READING TEXT:

-- -- --

Reviews

Vagabond Valise

Vagabond Valise

Some of the very best and most popular contemporary “comics for adults” are memoirs of childhood and family tragedy. There are myriad examples, including blockbusters like Maus, Persepolis, and Fun Home. In each, there is real trauma going back at least a generation.

The Vagabond Valise, just out from Conundrum Press, is a new entrant for admission into the canon of very sad nonfiction graphic novels. It follows Chick-o, a stand-in for Canadian author Siris, through a long, disparate series of grievances and injustices in and out of the foster system in 1960s and ‘70s Quebec. There’s no question that it is sad: gross food, emotional and physical abuse, losing an adolescent crush when her house burns down. There is some rough stuff. But even though the contents sufficiently sad, I’m not sure that’s enough to make Valise good.

-- -- --

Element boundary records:
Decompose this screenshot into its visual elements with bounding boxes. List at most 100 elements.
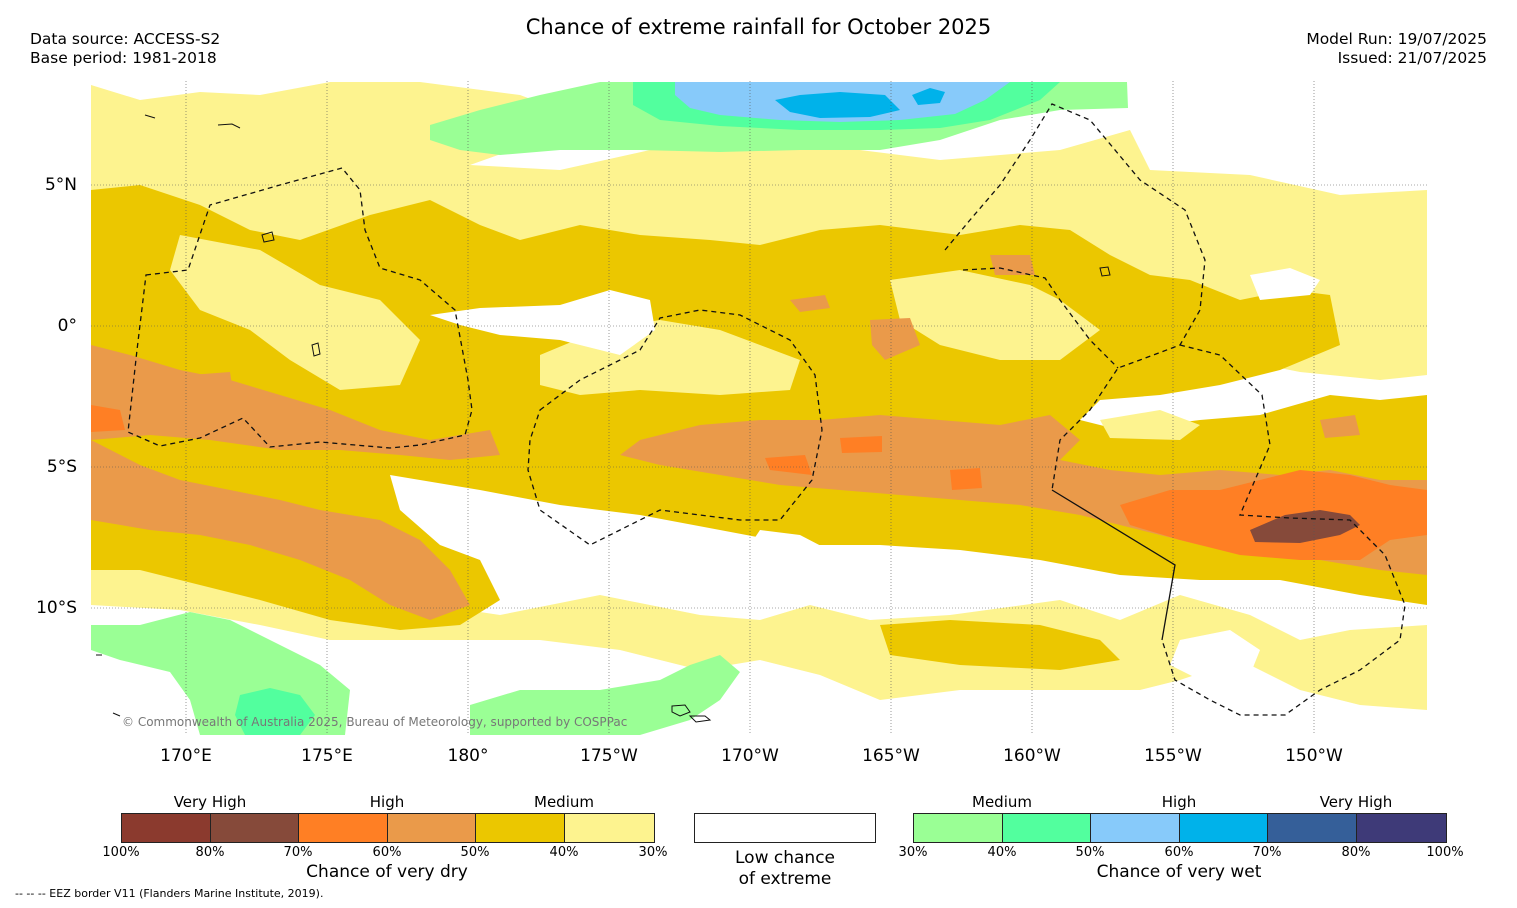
wet-60-70-patch-north	[912, 88, 945, 105]
header-left: Data source: ACCESS-S2 Base period: 1981…	[30, 30, 220, 68]
dry-50-60-patch-5	[190, 372, 232, 388]
lat-label-0: 0°	[57, 316, 77, 336]
low-chance-hole-4	[1250, 268, 1320, 300]
low-chance-swatch	[694, 813, 876, 843]
wet-category-medium: Medium	[972, 793, 1032, 811]
wet-category-high: High	[1161, 793, 1197, 811]
wet-colorbar-title: Chance of very wet	[1096, 862, 1262, 882]
dry-40-50-area	[91, 185, 1427, 630]
header-right: Model Run: 19/07/2025 Issued: 21/07/2025	[1306, 30, 1487, 68]
lon-label-175w: 175°W	[580, 746, 638, 766]
low-chance-line-2: of extreme	[738, 869, 832, 889]
dry-swatch-70-80	[211, 814, 299, 842]
dry-tick-70: 70%	[283, 845, 313, 860]
dry-60-70-patch-1	[91, 405, 125, 432]
low-chance-hole-3	[915, 555, 945, 580]
solid-border	[1051, 489, 1176, 641]
dry-60-70-patch-4	[950, 468, 982, 490]
dry-30-40-hole-1	[170, 235, 420, 390]
data-source: Data source: ACCESS-S2	[30, 30, 221, 48]
wet-tick-40: 40%	[987, 845, 1017, 860]
wet-swatch-50-60	[1091, 814, 1180, 842]
low-chance-label: Low chance of extreme	[694, 848, 876, 890]
dry-30-40-area-south	[91, 560, 1427, 710]
dry-60-70-patch-3	[840, 436, 882, 453]
lat-label-5s: 5°S	[46, 457, 77, 477]
wet-swatch-70-80	[1268, 814, 1357, 842]
wet-swatch-40-50	[1003, 814, 1091, 842]
eez-border-tuvalu-kiribati-west	[127, 167, 473, 449]
wet-tick-70: 70%	[1252, 845, 1282, 860]
low-chance-line-1: Low chance	[735, 848, 835, 868]
dry-50-60-area-2	[91, 440, 470, 620]
wet-category-very-high: Very High	[1319, 793, 1393, 811]
lat-label-5n: 5°N	[44, 175, 77, 195]
dry-swatch-80-100	[122, 814, 211, 842]
grid-lines	[91, 81, 1427, 735]
wet-40-50-area-south	[235, 688, 315, 735]
low-chance-hole-1	[430, 290, 655, 355]
base-period: Base period: 1981-2018	[30, 49, 217, 67]
dry-category-medium: Medium	[534, 793, 594, 811]
dry-swatch-60-70	[299, 814, 388, 842]
wet-30-40-area-south-2	[470, 655, 740, 735]
low-chance-hole-6	[1080, 585, 1120, 610]
dry-colorbar-title: Chance of very dry	[306, 862, 468, 882]
lon-label-160w: 160°W	[1003, 746, 1061, 766]
lon-label-170w: 170°W	[721, 746, 779, 766]
dry-50-60-patch-1	[790, 295, 830, 312]
dry-tick-30: 30%	[638, 845, 668, 860]
lon-label-165w: 165°W	[862, 746, 920, 766]
wet-tick-50: 50%	[1075, 845, 1105, 860]
wet-tick-100: 100%	[1426, 845, 1464, 860]
wet-tick-60: 60%	[1164, 845, 1194, 860]
dry-tick-100: 100%	[102, 845, 140, 860]
lon-label-175e: 175°E	[301, 746, 353, 766]
island-outlines	[96, 114, 1111, 723]
eez-border-tokelau	[527, 309, 823, 546]
lon-label-155w: 155°W	[1144, 746, 1202, 766]
lat-label-10s: 10°S	[36, 598, 77, 618]
dry-60-70-patch-2	[765, 455, 812, 475]
dry-colorbar	[121, 813, 655, 843]
dry-50-60-patch-3	[990, 255, 1035, 275]
dry-tick-60: 60%	[372, 845, 402, 860]
issued-date: Issued: 21/07/2025	[1337, 49, 1487, 67]
lon-label-180: 180°	[447, 746, 489, 766]
dry-70-80-area	[1250, 510, 1360, 543]
dry-50-60-patch-2	[870, 318, 920, 360]
map-title: Chance of extreme rainfall for October 2…	[525, 15, 992, 39]
dry-40-50-patch	[880, 620, 1120, 670]
dry-30-40-hole-3	[890, 270, 1100, 360]
wet-swatch-30-40	[914, 814, 1003, 842]
low-chance-hole-5	[1170, 630, 1260, 680]
dry-60-70-area	[1120, 470, 1427, 560]
wet-colorbar	[913, 813, 1447, 843]
dry-tick-80: 80%	[195, 845, 225, 860]
wet-swatch-80-100	[1357, 814, 1446, 842]
lon-label-150w: 150°W	[1285, 746, 1343, 766]
dry-tick-40: 40%	[549, 845, 579, 860]
eez-borders	[127, 103, 1406, 716]
eez-border-central	[962, 267, 1119, 369]
low-chance-hole-2	[750, 530, 825, 565]
lon-label-170e: 170°E	[160, 746, 212, 766]
eez-footnote: -- -- -- EEZ border V11 (Flanders Marine…	[15, 887, 324, 900]
copyright-notice: © Commonwealth of Australia 2025, Bureau…	[122, 715, 628, 729]
dry-50-60-area	[91, 345, 500, 460]
dry-swatch-50-60	[388, 814, 476, 842]
wet-60-70-area-north	[775, 92, 900, 118]
dry-swatch-30-40	[565, 814, 654, 842]
dry-category-high: High	[369, 793, 405, 811]
wet-tick-80: 80%	[1341, 845, 1371, 860]
dry-category-very-high: Very High	[173, 793, 247, 811]
dry-30-40-hole-4	[1100, 410, 1200, 440]
wet-tick-30: 30%	[898, 845, 928, 860]
model-run: Model Run: 19/07/2025	[1306, 30, 1487, 48]
dry-tick-50: 50%	[460, 845, 490, 860]
dry-50-60-patch-4	[1320, 415, 1360, 438]
eez-border-line-islands	[944, 103, 1206, 491]
dry-swatch-40-50	[476, 814, 565, 842]
wet-swatch-60-70	[1180, 814, 1268, 842]
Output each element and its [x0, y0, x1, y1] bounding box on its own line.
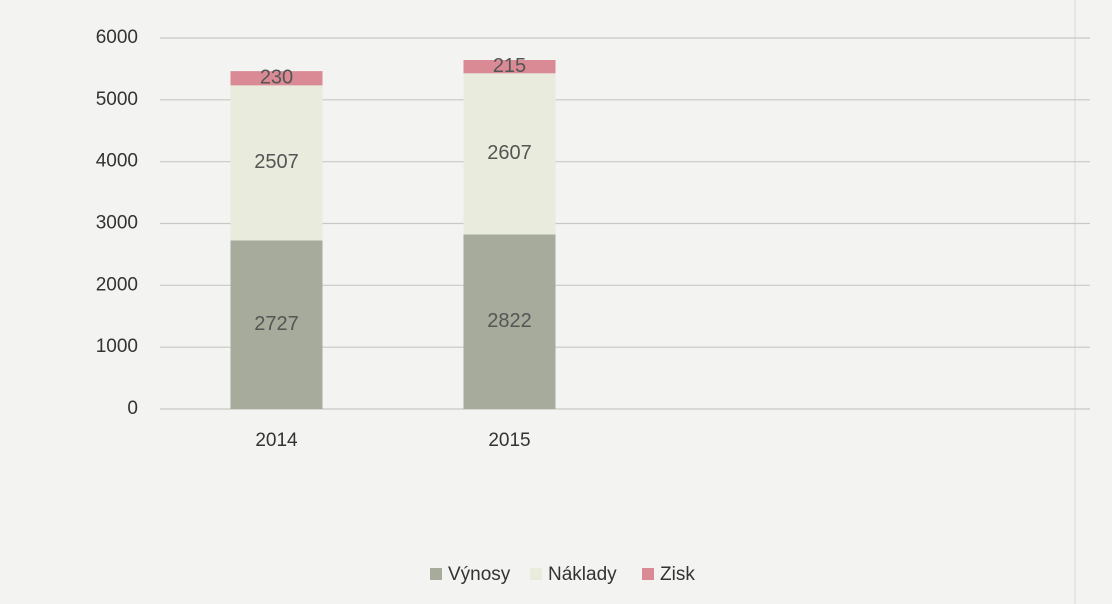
- legend-swatch: [530, 568, 542, 580]
- x-tick-label: 2015: [488, 430, 530, 451]
- y-tick-label: 3000: [96, 213, 138, 234]
- bar-segment: [463, 60, 556, 74]
- data-label: 2507: [254, 151, 299, 173]
- legend-label: Náklady: [548, 564, 617, 585]
- legend-swatch: [642, 568, 654, 580]
- bar-segment: [230, 240, 323, 409]
- legend-label: Výnosy: [448, 564, 511, 585]
- y-tick-label: 5000: [96, 89, 138, 110]
- bar-segment: [230, 85, 323, 241]
- data-label: 2607: [487, 142, 532, 164]
- bar-segment: [463, 234, 556, 409]
- data-label: 215: [493, 55, 526, 77]
- y-tick-label: 2000: [96, 274, 138, 295]
- data-label: 2822: [487, 310, 532, 332]
- bar-segment: [230, 71, 323, 86]
- x-tick-label: 2014: [255, 430, 298, 451]
- y-tick-label: 0: [127, 398, 138, 419]
- y-tick-label: 1000: [96, 336, 138, 357]
- bar-segment: [463, 73, 556, 235]
- data-label: 230: [260, 67, 293, 89]
- legend-label: Zisk: [660, 564, 695, 585]
- legend-swatch: [430, 568, 442, 580]
- y-tick-label: 6000: [96, 27, 138, 48]
- data-label: 2727: [254, 313, 299, 335]
- y-tick-label: 4000: [96, 151, 138, 172]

-- -- --

TO DO:
Answer these questions from the review:
(a) Which three blockbuster works does it name as examples of memoirs of childhood and family tragedy?
(b) Which press published The Vagabond Valise?
(c) In what place and decades is Chick-o's story set?
The records were taken from a different source than the review.

EXERCISE OUTPUT:
(a) Maus, Persepolis, and Fun Home
(b) Conundrum Press
(c) Quebec in the 1960s and '70s